---- Input

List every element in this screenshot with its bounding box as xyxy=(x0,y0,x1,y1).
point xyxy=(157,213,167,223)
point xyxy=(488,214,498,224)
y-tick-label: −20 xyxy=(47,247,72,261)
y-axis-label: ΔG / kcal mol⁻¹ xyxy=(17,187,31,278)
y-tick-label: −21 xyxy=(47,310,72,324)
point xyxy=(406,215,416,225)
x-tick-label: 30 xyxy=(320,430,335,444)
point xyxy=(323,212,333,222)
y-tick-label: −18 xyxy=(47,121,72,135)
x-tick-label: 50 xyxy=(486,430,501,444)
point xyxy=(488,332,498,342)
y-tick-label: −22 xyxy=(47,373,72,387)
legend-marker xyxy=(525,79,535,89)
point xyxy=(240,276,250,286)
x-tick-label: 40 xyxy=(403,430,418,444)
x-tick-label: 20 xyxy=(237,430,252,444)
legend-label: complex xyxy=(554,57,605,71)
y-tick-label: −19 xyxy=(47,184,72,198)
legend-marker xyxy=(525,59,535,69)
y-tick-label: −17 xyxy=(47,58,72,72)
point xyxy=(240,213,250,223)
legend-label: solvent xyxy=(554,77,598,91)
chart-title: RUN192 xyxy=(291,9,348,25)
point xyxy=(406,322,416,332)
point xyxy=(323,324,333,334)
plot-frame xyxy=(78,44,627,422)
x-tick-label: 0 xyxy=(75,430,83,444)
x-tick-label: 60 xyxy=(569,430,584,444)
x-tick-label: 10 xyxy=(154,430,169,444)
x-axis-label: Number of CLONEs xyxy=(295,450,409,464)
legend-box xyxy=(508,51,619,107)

--------
---- Input

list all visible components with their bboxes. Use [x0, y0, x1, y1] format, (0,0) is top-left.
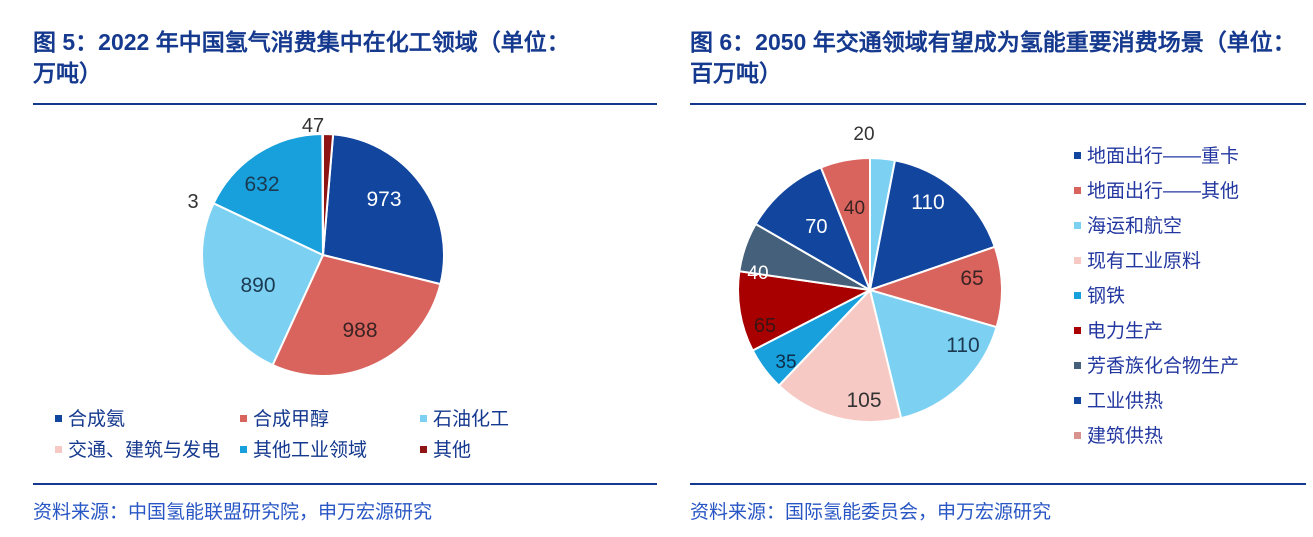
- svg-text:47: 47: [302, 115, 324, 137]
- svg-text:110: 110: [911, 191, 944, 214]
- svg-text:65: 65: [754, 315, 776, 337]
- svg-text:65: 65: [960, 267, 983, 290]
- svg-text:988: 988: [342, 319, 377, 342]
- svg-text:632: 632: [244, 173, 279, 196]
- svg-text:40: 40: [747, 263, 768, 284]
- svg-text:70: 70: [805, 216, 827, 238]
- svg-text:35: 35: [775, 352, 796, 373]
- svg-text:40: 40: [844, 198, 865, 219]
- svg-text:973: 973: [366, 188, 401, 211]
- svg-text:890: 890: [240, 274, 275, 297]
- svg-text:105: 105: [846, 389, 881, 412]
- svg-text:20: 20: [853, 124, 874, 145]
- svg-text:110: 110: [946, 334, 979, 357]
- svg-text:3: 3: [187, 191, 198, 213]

--------

Your objective
Retype the lines of the items from the one containing "- svg-text:47: 47: [302, 115, 324, 137]" through the one containing "- svg-text:3: 3: [187, 191, 198, 213]", inclusive.

Written answer
- svg-text:47: 47: [302, 115, 324, 137]
- svg-text:110: 110: [911, 191, 944, 214]
- svg-text:65: 65: [754, 315, 776, 337]
- svg-text:65: 65: [960, 267, 983, 290]
- svg-text:988: 988: [342, 319, 377, 342]
- svg-text:632: 632: [244, 173, 279, 196]
- svg-text:40: 40: [747, 263, 768, 284]
- svg-text:70: 70: [805, 216, 827, 238]
- svg-text:35: 35: [775, 352, 796, 373]
- svg-text:40: 40: [844, 198, 865, 219]
- svg-text:973: 973: [366, 188, 401, 211]
- svg-text:890: 890: [240, 274, 275, 297]
- svg-text:105: 105: [846, 389, 881, 412]
- svg-text:20: 20: [853, 124, 874, 145]
- svg-text:110: 110: [946, 334, 979, 357]
- svg-text:3: 3: [187, 191, 198, 213]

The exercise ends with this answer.